* [Source document]
::::

# My puppy thinks I am trying to poison him.



## waljamer (Jul 6, 2009)

I have been toying with the idea of going raw with my puppy for a long time. I finally decided to give it a try this week. Well, after 3 days of trying to give him chicken quarters he still chews it in his mouth and spits it on the ground. He looks at me like I am crazy trying to give him this. I thought as soon as he realized it had bones he could eat, he would love it. I was wrong.
I was able to get him to eat one chicken back when I hand fed it to him but mostly he just wants nothing to do with it.

After 3 days of hardly eating I knew he was getting hungry and he was acting a little lethargic so last night I made a late night trip to get some canned food. I ate it like he was starving.

I did not expect this. Any suggestions on what I should do or a meal I should try? 


Thanks


----------



## ShepherdsField (Jan 30, 2010)

Pour gravy on it. That'll do the trick.


----------



## Lila (Dec 7, 2009)

* "I ate it like he was starving."*

Silly. You should have fed it to him. No wonder he thought you'd gone crazy.

Hey, Jessica... Worry makes me typo as well.


----------



## rjvamp (Aug 23, 2008)

Try the pre-mades first and then throw in a raw meaty bone in a week or so and see what he does. NV, Primal, BARF, Stella & Chewys are all good pre-mades. I'm sure there are others.

EDIT: And give the pre-mades when they are still mostly frozen so he gets used to chewing it.


----------



## waljamer (Jul 6, 2009)

Good catch on the typo. Hard to type with a dog on my lap.







He ate like he was starving. I put gravy, cheese, and mixed in his natural balance rolls but he just licked the stuff off. Is it possible he just doesn't like raw chicken? 




-Jessica


----------



## Lila (Dec 7, 2009)

It's possible. Maybe the chicken smelled funny? Dunno.

Try some other raw and see what happens.

I'm no expert on Raw but I think that's a logical step.


----------



## Jax08 (Feb 13, 2009)

Jax was a little hard to switch too. If she didn't eat it the first time I might as well throw it out. then I started chunking the meat up and mixing it with yogurt. She like it with a coating on it!


----------



## GSDSunshine (Sep 7, 2009)

::::

* [Actions to take]
[1] In the raw-feeding thread, why does rjvamp suggest giving the pre-mades while they are still mostly frozen? Answer in one to three sentences.
[2] Please reproduce the raw-feeding thread word for word, starting at "## Jax08 (Feb" and ending at "(Sep 7, 2009)".
The entries are separate material, unrelated to the raw-feeding thread.

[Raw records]

::::

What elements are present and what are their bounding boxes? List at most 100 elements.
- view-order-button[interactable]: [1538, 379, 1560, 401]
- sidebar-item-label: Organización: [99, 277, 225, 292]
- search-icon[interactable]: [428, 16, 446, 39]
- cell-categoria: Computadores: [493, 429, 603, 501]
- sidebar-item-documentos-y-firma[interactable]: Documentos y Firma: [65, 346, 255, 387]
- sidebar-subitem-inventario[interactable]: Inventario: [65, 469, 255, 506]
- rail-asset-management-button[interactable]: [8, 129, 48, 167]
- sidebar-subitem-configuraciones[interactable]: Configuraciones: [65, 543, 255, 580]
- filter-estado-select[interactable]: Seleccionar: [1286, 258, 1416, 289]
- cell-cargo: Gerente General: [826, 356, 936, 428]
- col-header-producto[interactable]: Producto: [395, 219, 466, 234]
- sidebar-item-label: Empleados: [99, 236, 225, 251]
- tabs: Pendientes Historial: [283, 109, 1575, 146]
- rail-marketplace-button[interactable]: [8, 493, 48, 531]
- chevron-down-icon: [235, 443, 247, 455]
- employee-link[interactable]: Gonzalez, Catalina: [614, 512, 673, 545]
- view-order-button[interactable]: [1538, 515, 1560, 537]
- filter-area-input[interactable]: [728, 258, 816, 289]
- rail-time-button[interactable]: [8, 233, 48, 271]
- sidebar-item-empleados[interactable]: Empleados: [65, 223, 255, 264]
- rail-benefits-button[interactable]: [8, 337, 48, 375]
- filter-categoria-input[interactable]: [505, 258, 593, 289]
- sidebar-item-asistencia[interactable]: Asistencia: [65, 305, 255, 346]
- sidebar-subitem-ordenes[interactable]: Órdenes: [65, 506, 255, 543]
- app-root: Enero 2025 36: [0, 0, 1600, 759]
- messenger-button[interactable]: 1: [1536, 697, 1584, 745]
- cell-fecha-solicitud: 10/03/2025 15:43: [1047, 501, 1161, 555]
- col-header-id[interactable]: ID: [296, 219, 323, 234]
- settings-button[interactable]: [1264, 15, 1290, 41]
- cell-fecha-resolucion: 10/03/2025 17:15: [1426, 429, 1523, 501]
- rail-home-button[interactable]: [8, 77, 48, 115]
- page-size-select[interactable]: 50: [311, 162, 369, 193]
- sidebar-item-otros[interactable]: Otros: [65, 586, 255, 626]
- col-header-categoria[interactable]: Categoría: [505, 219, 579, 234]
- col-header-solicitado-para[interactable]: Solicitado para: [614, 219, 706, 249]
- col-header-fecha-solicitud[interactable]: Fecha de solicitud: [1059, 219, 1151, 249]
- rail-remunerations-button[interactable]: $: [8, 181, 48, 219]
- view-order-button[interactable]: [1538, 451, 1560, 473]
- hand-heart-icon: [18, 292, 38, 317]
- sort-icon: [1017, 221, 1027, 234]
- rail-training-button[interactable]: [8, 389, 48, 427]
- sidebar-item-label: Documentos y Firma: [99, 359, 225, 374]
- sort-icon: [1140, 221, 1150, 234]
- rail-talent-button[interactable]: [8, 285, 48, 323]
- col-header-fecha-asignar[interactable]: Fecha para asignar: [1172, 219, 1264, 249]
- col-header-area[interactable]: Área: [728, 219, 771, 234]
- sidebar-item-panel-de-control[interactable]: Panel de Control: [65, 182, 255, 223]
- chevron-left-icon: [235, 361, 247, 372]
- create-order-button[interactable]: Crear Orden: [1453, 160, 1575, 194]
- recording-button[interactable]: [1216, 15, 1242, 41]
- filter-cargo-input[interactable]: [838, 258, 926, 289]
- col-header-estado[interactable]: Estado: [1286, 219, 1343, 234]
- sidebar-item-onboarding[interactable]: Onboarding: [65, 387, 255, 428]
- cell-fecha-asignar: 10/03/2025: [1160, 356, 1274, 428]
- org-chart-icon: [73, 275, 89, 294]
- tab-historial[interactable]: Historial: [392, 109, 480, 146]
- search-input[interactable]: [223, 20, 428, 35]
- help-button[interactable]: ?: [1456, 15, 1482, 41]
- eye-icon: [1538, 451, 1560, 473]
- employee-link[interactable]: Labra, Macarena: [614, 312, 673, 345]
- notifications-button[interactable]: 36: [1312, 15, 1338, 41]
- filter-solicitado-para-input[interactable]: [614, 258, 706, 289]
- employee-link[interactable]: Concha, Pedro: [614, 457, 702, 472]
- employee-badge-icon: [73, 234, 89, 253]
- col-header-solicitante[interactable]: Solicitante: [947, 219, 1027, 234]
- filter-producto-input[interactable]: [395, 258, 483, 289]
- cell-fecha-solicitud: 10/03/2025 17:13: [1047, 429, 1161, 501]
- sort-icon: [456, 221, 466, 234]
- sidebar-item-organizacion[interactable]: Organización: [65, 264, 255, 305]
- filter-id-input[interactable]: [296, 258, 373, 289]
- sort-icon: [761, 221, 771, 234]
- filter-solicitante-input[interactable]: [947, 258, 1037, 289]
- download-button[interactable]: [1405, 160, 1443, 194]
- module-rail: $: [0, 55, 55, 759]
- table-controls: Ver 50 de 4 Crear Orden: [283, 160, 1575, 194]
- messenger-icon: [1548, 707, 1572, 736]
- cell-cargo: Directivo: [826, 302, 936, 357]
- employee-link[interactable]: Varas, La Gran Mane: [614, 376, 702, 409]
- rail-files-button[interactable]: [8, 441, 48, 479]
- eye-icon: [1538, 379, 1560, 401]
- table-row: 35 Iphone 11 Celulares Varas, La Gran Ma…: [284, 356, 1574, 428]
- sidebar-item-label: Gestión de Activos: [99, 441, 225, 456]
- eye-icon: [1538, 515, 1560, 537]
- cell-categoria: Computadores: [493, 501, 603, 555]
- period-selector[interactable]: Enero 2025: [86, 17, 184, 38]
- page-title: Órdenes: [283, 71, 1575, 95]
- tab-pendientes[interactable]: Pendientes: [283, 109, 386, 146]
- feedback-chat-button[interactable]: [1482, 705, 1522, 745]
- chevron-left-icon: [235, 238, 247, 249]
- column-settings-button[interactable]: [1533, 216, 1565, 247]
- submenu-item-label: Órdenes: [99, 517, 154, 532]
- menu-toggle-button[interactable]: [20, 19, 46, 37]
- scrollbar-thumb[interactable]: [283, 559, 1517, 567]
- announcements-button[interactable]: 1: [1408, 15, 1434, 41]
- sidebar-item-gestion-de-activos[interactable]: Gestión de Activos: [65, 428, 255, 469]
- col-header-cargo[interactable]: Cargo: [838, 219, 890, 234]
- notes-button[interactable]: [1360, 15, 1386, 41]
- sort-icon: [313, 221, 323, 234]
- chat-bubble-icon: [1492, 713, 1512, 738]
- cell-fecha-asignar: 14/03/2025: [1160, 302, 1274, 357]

::::

* [Answers to the tasks]
[1] Serving them mostly frozen gets the puppy used to chewing the food.

[2]
## Jax08 (Feb 13, 2009)

Jax was a little hard to switch too. If she didn't eat it the first time I might as well throw it out. then I started chunking the meat up and mixing it with yogurt. She like it with a coating on it!


----------



## GSDSunshine (Sep 7, 2009)